INFORMATION SUPPLIED:

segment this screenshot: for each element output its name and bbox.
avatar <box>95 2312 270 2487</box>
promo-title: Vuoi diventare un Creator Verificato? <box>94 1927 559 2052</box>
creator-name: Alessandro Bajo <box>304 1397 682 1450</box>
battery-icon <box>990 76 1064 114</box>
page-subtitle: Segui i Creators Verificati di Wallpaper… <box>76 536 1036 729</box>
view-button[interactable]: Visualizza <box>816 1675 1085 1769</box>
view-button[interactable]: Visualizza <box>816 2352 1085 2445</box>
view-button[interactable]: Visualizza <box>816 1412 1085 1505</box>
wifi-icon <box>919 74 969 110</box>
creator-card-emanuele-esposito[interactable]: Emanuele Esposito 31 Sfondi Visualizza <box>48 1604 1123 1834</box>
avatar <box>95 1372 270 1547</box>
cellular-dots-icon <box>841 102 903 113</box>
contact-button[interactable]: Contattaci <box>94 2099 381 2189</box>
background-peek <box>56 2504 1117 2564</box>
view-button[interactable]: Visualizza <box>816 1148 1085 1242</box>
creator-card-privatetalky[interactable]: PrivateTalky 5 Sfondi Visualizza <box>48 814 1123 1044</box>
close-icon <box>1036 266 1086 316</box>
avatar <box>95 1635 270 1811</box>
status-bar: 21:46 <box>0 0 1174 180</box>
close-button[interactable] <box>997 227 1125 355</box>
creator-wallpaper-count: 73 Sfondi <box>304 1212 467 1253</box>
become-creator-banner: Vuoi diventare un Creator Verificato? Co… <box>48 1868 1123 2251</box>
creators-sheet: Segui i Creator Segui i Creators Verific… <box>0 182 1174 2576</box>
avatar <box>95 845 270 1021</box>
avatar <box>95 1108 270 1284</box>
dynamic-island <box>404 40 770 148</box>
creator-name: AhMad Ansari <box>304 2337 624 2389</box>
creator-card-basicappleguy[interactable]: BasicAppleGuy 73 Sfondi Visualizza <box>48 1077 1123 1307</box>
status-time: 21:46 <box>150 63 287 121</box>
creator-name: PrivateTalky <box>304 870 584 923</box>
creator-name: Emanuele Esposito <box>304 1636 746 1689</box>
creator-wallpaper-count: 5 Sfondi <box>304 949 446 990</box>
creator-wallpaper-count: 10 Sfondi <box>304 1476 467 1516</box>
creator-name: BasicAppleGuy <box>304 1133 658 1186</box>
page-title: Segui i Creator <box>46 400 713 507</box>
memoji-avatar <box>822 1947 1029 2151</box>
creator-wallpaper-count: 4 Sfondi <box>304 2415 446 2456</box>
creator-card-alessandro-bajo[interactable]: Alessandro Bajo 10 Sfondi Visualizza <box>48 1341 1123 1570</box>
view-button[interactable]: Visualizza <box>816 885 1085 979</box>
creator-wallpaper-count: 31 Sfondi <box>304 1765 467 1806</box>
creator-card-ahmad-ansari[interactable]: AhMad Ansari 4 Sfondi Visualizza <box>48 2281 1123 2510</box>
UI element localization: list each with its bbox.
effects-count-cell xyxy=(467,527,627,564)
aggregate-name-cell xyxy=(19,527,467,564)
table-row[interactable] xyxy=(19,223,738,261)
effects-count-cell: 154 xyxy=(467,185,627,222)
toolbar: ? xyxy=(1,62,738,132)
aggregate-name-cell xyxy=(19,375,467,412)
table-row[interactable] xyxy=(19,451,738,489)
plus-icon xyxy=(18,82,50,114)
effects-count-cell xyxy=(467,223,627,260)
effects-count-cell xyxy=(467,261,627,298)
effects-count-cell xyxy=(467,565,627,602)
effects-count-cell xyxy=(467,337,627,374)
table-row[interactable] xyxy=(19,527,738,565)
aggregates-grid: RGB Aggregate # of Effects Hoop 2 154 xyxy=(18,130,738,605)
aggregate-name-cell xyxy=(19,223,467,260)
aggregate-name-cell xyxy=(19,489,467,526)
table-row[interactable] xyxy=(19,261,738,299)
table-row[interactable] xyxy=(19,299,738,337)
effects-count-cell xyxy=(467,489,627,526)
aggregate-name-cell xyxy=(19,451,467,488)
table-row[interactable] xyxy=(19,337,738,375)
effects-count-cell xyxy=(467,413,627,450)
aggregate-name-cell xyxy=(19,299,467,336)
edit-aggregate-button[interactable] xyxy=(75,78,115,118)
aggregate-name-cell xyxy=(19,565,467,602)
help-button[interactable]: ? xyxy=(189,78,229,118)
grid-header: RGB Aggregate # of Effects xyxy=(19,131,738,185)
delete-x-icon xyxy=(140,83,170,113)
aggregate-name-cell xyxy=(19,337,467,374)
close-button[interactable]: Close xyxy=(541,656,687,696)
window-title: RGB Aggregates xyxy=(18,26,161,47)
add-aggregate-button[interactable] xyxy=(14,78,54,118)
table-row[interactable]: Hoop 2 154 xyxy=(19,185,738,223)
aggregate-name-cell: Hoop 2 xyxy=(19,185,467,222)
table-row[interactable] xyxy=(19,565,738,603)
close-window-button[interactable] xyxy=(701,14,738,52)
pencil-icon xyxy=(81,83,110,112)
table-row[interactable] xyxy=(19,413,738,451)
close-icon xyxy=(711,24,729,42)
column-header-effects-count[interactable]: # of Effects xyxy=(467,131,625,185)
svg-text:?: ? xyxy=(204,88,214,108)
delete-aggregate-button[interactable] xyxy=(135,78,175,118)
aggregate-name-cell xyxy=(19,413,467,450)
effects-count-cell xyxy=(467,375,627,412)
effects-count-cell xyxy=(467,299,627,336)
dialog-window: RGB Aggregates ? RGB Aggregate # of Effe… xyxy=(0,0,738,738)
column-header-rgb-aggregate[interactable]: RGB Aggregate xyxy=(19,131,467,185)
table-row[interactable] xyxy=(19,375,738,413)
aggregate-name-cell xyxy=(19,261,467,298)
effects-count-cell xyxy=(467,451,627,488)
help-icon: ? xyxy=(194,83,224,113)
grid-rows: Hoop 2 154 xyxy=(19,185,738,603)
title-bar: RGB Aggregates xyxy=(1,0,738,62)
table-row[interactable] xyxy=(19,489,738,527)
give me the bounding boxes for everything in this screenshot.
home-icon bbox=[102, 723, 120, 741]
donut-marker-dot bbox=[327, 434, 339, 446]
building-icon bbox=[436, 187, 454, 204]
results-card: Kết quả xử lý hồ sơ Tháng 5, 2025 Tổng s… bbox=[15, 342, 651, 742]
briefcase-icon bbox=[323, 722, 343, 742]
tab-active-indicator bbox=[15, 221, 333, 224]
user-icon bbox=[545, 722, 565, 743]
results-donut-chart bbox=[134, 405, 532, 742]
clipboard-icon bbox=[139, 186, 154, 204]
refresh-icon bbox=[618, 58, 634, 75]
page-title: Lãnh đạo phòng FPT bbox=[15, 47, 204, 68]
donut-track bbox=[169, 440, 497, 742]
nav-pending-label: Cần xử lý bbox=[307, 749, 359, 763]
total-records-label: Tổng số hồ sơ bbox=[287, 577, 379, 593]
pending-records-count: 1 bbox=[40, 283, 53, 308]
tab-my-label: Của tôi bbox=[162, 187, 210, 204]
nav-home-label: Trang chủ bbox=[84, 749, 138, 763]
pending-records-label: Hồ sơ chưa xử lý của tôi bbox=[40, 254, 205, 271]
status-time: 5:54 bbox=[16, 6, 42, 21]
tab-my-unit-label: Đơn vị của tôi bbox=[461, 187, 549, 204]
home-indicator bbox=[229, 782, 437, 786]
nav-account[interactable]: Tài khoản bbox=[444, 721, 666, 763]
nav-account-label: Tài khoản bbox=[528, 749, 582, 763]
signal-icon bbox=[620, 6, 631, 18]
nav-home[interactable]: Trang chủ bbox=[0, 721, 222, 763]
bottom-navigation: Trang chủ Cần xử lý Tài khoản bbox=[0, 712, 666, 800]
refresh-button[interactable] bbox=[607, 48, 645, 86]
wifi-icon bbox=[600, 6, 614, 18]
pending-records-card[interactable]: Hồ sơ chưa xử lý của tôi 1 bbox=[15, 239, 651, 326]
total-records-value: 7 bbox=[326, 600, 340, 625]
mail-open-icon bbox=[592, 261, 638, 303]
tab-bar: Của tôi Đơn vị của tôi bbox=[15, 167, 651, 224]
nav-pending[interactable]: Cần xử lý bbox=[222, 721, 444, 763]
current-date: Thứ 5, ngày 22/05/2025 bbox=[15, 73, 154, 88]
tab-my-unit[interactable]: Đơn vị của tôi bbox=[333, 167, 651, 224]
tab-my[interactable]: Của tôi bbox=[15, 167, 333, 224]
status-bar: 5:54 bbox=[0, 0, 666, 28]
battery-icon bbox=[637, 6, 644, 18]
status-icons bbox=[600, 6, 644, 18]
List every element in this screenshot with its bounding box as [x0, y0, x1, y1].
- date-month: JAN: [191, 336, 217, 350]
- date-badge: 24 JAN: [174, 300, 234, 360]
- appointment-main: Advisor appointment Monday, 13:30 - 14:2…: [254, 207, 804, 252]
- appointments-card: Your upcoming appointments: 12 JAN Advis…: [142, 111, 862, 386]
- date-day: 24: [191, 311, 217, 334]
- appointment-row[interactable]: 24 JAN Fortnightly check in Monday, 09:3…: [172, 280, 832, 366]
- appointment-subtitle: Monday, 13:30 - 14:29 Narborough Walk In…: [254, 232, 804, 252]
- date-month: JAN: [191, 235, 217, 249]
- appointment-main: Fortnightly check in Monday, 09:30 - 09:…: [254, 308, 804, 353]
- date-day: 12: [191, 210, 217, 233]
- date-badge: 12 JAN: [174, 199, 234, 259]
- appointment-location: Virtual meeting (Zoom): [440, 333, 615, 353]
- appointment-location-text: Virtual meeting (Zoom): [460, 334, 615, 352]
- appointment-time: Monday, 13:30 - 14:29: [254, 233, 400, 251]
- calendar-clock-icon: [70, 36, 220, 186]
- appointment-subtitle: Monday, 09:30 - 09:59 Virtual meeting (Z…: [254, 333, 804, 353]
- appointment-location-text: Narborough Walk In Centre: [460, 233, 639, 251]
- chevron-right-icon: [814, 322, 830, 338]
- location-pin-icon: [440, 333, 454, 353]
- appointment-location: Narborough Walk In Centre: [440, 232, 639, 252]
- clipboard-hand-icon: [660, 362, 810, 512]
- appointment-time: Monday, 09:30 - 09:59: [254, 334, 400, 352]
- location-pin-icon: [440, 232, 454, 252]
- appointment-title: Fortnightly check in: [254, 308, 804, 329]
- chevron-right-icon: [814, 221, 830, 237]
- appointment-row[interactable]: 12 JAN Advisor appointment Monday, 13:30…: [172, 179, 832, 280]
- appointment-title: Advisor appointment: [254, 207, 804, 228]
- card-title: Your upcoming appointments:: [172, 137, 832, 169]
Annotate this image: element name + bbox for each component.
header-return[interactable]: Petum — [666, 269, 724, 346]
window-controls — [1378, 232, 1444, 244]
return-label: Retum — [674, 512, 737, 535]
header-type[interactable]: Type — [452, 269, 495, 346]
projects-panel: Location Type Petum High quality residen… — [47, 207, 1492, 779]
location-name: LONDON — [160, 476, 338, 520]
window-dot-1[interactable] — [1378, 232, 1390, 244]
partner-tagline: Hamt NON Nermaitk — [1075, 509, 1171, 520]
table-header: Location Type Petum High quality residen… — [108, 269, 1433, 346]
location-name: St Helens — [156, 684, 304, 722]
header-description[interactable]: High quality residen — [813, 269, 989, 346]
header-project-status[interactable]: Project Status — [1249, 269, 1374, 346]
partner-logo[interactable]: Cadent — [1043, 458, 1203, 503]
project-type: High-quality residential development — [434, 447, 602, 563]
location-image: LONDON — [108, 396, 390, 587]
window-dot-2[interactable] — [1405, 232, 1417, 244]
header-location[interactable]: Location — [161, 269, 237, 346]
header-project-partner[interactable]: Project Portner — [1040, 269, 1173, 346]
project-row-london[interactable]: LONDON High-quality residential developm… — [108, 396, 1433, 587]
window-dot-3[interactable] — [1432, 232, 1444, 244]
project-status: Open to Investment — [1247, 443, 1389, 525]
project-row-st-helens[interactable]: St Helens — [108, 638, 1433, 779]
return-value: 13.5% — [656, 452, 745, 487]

AIM: Return each line of the data above that contains the string "unit".

RESULT OF THIS TASK:
tab-my-unit-label: Đơn vị của tôi bbox=[461, 187, 549, 204]
tab-my-unit[interactable]: Đơn vị của tôi bbox=[333, 167, 651, 224]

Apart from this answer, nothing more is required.